What you should do ::
Lift every line from the entries that includes the word "JSON".

Supplied material ::
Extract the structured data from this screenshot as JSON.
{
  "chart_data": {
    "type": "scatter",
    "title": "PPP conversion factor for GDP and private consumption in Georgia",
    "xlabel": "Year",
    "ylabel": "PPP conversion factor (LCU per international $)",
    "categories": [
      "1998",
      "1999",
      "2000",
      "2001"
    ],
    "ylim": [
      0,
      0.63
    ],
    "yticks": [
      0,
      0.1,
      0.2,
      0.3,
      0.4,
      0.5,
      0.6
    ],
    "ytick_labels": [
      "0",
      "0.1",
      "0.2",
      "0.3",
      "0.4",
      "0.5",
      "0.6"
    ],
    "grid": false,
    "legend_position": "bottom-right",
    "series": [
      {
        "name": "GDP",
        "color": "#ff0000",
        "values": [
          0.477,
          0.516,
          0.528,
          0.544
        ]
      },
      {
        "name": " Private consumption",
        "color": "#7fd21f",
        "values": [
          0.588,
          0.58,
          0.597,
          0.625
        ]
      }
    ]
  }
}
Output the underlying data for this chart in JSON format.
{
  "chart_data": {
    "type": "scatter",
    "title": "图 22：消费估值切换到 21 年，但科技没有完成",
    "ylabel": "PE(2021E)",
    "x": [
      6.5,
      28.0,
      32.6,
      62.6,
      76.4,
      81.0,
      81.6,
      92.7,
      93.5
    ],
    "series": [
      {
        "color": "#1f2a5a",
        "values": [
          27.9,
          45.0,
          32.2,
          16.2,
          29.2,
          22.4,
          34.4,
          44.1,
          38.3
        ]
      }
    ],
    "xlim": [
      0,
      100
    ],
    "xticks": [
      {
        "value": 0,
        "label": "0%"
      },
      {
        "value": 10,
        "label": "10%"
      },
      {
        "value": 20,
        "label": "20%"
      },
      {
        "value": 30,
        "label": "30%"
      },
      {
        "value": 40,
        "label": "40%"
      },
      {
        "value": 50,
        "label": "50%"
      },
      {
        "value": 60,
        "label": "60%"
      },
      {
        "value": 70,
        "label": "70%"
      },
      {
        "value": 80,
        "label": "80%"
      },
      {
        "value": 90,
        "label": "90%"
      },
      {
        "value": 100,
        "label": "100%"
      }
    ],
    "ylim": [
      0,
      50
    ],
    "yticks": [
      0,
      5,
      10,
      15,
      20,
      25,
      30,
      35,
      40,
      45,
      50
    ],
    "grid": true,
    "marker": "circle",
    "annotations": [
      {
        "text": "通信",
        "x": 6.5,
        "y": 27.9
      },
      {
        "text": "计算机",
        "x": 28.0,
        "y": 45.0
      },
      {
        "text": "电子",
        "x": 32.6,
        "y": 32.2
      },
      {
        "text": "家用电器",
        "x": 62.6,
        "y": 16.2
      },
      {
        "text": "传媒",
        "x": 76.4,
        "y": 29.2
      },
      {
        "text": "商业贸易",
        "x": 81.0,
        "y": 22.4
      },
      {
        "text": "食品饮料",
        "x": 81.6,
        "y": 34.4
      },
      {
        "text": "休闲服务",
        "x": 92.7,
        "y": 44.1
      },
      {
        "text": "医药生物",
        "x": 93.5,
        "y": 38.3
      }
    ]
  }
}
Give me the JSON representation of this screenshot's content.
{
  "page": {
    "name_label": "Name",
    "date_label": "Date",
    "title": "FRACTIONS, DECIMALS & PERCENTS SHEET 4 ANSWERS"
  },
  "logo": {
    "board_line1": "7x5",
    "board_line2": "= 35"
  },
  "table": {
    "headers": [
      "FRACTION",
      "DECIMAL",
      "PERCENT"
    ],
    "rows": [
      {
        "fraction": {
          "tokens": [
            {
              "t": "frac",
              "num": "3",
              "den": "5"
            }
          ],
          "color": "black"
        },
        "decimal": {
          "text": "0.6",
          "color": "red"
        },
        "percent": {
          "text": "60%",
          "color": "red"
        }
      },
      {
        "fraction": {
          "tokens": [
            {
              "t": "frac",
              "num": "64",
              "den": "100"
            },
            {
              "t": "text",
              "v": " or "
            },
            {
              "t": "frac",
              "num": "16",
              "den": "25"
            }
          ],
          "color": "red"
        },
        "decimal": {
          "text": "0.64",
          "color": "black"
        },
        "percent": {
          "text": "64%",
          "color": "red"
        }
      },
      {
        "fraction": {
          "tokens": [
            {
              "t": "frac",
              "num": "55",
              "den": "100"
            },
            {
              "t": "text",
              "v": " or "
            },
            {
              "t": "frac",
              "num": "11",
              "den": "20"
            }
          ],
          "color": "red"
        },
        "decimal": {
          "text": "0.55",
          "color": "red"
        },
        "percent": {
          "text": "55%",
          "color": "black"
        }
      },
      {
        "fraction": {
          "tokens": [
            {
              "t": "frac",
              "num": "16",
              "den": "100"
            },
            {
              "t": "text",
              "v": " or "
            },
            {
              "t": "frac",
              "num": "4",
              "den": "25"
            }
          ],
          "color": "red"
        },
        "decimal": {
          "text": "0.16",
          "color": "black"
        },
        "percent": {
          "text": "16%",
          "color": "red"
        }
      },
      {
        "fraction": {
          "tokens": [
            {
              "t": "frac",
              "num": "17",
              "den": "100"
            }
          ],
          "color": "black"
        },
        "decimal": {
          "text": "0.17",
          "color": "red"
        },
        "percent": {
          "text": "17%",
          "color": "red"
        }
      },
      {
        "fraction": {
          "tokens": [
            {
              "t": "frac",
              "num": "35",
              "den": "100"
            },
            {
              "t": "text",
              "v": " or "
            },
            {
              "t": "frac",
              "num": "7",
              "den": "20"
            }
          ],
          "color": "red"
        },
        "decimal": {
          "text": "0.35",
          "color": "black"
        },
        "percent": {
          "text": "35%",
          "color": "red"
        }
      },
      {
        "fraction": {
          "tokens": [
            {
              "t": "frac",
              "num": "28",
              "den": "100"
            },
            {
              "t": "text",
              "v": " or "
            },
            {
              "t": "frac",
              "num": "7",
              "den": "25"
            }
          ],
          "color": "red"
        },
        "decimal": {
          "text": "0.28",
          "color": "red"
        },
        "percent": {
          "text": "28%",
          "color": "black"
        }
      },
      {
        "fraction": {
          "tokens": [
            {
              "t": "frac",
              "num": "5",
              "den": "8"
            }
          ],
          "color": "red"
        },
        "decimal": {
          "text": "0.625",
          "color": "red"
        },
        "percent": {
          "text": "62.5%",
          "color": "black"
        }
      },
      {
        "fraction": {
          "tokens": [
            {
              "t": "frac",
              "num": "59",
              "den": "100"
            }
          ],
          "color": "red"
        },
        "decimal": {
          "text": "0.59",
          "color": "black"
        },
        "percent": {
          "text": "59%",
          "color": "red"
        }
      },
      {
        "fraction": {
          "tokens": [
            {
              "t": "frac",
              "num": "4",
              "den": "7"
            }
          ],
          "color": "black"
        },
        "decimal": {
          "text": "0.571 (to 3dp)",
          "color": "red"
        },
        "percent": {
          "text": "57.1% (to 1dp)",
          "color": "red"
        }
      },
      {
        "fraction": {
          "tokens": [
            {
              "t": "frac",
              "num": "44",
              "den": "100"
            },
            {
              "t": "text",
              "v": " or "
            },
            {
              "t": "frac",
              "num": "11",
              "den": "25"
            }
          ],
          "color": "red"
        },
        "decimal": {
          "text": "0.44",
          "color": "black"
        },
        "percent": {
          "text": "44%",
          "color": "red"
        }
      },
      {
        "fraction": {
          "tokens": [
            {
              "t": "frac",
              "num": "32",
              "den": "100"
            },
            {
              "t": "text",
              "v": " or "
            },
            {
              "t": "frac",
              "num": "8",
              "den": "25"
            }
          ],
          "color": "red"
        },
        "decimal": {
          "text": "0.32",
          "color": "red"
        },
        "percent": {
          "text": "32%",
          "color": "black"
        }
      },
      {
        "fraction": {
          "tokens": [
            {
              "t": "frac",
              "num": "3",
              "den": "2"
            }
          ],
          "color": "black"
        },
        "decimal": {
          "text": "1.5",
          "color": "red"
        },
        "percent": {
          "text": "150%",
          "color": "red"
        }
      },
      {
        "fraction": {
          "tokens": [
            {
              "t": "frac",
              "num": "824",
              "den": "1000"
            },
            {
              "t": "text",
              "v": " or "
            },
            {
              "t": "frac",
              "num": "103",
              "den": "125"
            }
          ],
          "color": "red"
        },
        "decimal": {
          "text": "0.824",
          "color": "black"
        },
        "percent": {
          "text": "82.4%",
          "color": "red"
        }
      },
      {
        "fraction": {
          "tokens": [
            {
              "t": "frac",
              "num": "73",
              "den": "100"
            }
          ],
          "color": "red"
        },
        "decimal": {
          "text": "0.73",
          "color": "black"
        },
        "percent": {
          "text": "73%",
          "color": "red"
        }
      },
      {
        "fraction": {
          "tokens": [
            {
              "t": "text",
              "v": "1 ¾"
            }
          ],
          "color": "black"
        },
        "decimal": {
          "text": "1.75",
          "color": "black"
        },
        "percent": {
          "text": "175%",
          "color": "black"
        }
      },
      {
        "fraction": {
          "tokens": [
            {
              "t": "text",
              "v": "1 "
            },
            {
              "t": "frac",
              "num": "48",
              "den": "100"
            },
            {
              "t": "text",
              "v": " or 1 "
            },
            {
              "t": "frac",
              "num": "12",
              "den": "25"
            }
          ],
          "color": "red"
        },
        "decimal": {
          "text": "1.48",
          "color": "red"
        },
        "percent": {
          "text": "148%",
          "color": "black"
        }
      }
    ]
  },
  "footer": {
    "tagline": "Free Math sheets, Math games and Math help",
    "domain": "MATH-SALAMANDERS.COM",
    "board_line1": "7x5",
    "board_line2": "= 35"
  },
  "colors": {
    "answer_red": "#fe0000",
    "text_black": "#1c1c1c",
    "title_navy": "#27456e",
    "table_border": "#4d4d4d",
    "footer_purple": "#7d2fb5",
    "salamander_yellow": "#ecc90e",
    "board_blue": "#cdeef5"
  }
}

Problem solution ::
Extract the structured data from this screenshot as JSON.
Output the underlying data for this chart in JSON format.
Give me the JSON representation of this screenshot's content.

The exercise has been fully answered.